INSTRUCTIONS TO FOLLOW:
From the pipeline repair abstract, quote word for word the passage that begins with the words containing "Appl. Sci. 2022, 12(15), 7536;" and ends with "Crack Growth Simulation)".

Appl. Sci. 2022, 12(15), 7536; https://doi.org/10.3390/app12157536
Submission received: 17 May 2022 / Revised: 19 July 2022 / Accepted: 25 July 2022 / Published: 27 July 2022
(This article belongs to the Special Issue Advanced Numerical Approaches for Crack Growth Simulation)

Abstract

:
Pressure vessels are subjected to deterioration and damage, which can significantly reduce their strength and loading capabilities. Among several procedures nowadays available to repair damaged steel pipelines, composite-repairing systems have become popular over the past few years to restore the loading capacity of damaged pipelines. This study reports a numerical-experimental investigation performed for a composite-repaired pipeline made of API 5L X60 steel. An experimental burst test was carried out on a 4 m long pipe section, closed by two lateral caps, and tested up to failure by means of high-pressure water. In parallel, the test was numerically replicated through a FEM model of the composite-repaired steel tank, allowing for a cross-comparison of results. It was found that the composite repairing system has almost eliminated both the noteworthy thickness reduction of 80% and the related stress concentrations in the pipe body. These outcomes allow for a better understanding of these repairing procedures in order to drive their subsequent optimization.

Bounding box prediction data
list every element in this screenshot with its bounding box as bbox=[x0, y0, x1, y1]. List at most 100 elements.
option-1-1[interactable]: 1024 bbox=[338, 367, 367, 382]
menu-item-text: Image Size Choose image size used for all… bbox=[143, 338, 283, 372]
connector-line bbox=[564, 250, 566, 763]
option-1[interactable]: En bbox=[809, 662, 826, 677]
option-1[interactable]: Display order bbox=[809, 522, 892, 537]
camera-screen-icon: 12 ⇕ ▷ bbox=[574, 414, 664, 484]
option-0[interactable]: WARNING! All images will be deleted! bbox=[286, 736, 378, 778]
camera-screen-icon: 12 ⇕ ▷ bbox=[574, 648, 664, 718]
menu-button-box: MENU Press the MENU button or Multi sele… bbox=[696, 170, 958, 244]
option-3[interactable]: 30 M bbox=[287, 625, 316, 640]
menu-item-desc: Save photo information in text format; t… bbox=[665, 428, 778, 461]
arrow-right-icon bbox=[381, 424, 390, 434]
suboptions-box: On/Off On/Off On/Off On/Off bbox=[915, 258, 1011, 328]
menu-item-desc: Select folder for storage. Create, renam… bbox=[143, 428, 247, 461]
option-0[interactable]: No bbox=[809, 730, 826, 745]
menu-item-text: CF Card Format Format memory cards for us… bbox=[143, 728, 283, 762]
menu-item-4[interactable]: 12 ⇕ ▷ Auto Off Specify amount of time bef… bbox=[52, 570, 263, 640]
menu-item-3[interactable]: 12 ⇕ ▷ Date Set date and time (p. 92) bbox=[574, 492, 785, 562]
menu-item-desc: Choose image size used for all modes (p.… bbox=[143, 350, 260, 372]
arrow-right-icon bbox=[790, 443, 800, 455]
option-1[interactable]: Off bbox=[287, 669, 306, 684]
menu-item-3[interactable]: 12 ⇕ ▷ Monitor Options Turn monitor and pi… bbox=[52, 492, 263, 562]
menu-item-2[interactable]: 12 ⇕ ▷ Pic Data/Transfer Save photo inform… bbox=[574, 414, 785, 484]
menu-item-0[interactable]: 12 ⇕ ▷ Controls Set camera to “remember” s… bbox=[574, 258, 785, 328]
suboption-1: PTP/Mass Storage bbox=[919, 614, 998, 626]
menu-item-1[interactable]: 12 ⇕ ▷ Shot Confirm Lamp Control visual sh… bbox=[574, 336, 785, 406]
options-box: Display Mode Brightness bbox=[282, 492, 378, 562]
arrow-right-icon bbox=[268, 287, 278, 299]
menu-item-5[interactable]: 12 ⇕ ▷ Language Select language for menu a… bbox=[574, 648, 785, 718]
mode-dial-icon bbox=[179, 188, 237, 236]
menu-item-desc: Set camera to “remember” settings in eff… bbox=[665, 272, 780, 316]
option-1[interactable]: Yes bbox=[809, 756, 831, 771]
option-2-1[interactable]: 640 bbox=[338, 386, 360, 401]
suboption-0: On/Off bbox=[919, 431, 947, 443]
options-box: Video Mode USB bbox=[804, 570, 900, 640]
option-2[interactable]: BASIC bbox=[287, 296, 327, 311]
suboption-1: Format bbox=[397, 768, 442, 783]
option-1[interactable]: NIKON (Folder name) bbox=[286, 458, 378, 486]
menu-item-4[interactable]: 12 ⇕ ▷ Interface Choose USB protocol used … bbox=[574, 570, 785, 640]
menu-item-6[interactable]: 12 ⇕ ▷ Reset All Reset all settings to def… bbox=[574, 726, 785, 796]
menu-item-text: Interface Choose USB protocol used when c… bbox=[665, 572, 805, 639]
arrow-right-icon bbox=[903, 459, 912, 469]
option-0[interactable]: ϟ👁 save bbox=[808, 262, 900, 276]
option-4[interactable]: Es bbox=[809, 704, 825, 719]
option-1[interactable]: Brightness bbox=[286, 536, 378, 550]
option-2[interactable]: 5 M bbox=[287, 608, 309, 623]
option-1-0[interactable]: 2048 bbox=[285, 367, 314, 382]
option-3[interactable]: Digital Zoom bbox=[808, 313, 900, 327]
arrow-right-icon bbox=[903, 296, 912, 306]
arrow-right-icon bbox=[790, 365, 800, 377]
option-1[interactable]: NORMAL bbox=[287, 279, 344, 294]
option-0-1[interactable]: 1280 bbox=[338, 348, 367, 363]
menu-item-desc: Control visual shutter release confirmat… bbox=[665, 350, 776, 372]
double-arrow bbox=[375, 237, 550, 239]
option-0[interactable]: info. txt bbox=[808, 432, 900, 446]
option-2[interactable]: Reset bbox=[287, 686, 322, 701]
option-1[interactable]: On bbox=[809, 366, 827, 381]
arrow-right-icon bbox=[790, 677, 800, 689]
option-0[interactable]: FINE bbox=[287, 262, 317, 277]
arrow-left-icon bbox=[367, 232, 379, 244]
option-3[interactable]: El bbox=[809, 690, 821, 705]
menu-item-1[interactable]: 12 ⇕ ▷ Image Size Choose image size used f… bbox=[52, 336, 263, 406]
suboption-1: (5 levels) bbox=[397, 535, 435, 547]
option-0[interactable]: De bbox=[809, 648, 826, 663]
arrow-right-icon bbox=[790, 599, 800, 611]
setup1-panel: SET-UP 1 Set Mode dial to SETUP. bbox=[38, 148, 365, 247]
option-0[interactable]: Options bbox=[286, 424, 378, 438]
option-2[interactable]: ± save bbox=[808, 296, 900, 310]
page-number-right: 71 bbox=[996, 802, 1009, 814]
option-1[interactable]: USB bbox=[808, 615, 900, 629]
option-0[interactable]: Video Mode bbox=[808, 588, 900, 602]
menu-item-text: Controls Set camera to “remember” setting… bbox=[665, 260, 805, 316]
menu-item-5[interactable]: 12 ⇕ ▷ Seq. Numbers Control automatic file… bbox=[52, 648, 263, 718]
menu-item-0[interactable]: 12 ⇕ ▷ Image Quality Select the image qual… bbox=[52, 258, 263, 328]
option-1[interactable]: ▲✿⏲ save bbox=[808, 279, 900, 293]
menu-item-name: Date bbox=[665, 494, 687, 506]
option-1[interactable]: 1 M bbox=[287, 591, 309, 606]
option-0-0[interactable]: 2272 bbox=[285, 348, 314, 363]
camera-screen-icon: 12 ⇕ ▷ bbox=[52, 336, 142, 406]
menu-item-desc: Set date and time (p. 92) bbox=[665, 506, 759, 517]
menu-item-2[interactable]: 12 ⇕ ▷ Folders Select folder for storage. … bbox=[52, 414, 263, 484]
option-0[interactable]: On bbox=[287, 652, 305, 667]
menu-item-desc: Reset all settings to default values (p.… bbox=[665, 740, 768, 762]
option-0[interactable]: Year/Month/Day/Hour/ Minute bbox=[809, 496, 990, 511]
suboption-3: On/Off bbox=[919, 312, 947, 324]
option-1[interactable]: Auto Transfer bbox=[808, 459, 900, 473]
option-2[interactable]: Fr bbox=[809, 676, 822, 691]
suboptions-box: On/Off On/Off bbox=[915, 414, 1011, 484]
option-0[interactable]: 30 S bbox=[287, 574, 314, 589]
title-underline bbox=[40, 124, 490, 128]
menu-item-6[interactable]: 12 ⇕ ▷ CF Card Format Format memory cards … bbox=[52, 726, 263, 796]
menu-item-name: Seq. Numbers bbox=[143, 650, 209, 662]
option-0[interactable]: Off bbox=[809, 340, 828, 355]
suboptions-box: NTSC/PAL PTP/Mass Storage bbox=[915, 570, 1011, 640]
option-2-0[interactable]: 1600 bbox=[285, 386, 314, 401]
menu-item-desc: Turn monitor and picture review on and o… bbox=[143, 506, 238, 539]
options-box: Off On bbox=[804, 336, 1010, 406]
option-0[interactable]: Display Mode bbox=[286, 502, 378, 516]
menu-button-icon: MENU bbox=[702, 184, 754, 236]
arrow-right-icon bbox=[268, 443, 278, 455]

ANSWER BOX:
Appl. Sci. 2022, 12(15), 7536; https://doi.org/10.3390/app12157536
Submission received: 17 May 2022 / Revised: 19 July 2022 / Accepted: 25 July 2022 / Published: 27 July 2022
(This article belongs to the Special Issue Advanced Numerical Approaches for Crack Growth Simulation)